▶ What the task requires: Identify all lines of the data containing the string "Externa" and copy them.

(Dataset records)
——

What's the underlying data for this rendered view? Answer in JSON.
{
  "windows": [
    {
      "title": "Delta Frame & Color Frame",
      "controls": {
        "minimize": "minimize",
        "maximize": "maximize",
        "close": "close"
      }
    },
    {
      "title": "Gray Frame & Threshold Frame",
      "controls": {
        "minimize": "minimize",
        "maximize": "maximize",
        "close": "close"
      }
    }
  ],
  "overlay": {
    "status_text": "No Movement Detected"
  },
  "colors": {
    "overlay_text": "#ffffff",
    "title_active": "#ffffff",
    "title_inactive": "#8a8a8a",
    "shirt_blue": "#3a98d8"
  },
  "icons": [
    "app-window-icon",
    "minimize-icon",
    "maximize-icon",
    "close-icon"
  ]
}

——

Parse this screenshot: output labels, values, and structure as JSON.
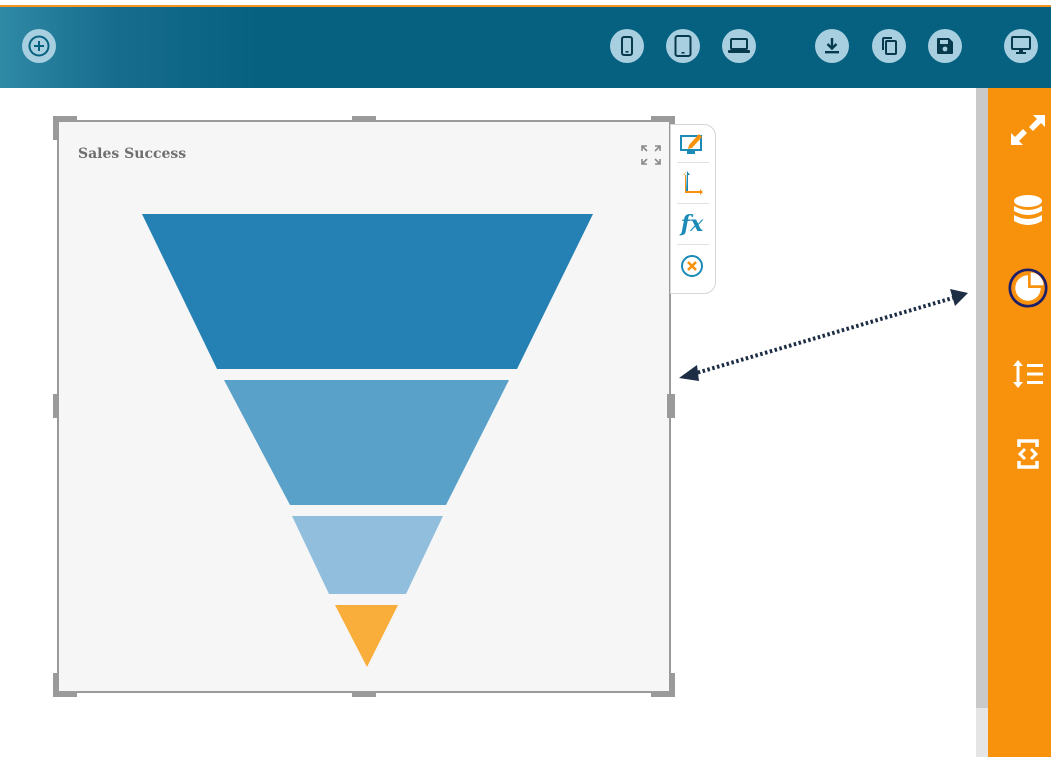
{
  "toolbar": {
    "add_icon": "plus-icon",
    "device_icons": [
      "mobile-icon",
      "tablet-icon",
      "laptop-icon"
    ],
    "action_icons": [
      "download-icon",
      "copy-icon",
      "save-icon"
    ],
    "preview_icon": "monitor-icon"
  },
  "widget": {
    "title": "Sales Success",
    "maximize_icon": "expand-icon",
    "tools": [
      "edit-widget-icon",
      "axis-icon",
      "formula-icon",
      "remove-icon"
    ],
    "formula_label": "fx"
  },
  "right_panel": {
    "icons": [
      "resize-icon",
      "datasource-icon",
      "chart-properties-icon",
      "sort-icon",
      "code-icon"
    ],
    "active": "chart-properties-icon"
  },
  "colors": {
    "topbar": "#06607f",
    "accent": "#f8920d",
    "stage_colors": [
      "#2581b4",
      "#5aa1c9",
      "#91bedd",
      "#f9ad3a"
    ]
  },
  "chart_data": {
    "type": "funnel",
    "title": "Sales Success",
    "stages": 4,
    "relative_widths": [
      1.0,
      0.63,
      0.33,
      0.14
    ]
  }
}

——

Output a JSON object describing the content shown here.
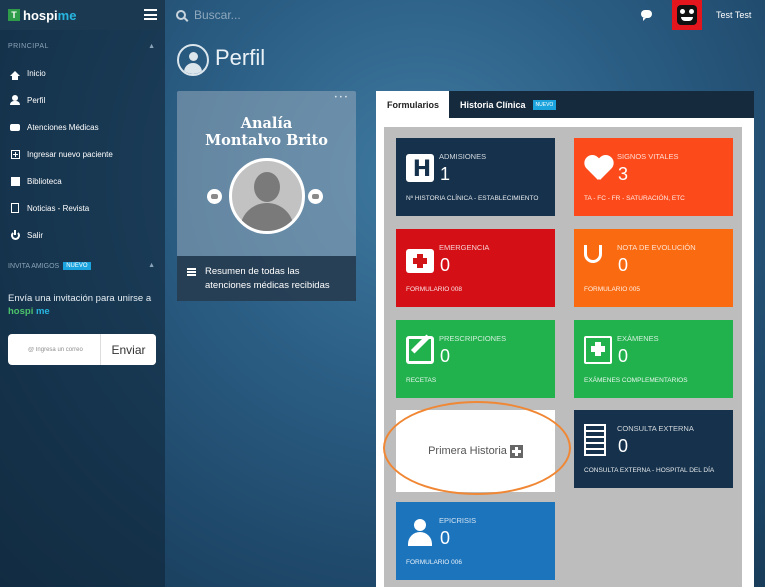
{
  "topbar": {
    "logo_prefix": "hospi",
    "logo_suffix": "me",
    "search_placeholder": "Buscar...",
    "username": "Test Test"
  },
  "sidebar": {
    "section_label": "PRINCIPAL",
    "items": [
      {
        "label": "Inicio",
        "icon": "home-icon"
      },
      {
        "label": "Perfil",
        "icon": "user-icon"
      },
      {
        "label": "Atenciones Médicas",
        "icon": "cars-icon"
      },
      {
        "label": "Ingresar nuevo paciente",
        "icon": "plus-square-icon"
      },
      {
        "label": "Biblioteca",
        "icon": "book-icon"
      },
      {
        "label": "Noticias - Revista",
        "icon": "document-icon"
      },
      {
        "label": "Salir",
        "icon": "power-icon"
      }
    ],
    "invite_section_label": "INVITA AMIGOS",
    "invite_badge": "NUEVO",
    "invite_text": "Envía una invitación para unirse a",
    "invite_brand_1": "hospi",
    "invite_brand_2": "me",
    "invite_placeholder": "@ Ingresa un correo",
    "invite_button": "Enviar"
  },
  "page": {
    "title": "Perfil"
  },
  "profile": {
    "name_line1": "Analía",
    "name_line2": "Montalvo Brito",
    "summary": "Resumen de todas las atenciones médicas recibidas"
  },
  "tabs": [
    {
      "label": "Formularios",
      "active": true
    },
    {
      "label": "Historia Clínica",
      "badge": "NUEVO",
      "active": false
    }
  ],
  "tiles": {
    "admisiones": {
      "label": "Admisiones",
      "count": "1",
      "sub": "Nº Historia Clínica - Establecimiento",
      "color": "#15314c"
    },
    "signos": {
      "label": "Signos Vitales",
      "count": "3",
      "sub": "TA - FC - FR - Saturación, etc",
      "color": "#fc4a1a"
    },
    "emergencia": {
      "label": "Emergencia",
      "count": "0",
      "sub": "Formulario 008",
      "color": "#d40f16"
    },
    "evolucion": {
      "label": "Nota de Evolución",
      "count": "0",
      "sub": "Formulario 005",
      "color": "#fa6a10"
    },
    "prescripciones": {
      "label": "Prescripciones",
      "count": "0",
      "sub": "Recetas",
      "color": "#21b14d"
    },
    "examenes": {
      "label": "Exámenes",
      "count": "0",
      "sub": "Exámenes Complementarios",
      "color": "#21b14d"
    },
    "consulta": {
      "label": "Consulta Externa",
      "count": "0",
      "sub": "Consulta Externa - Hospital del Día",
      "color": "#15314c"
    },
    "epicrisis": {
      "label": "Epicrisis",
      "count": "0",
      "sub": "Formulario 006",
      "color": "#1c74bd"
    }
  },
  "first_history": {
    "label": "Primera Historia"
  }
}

——

▶ Exercise output:
      "label": "Consulta Externa",
      "sub": "Consulta Externa - Hospital del Día",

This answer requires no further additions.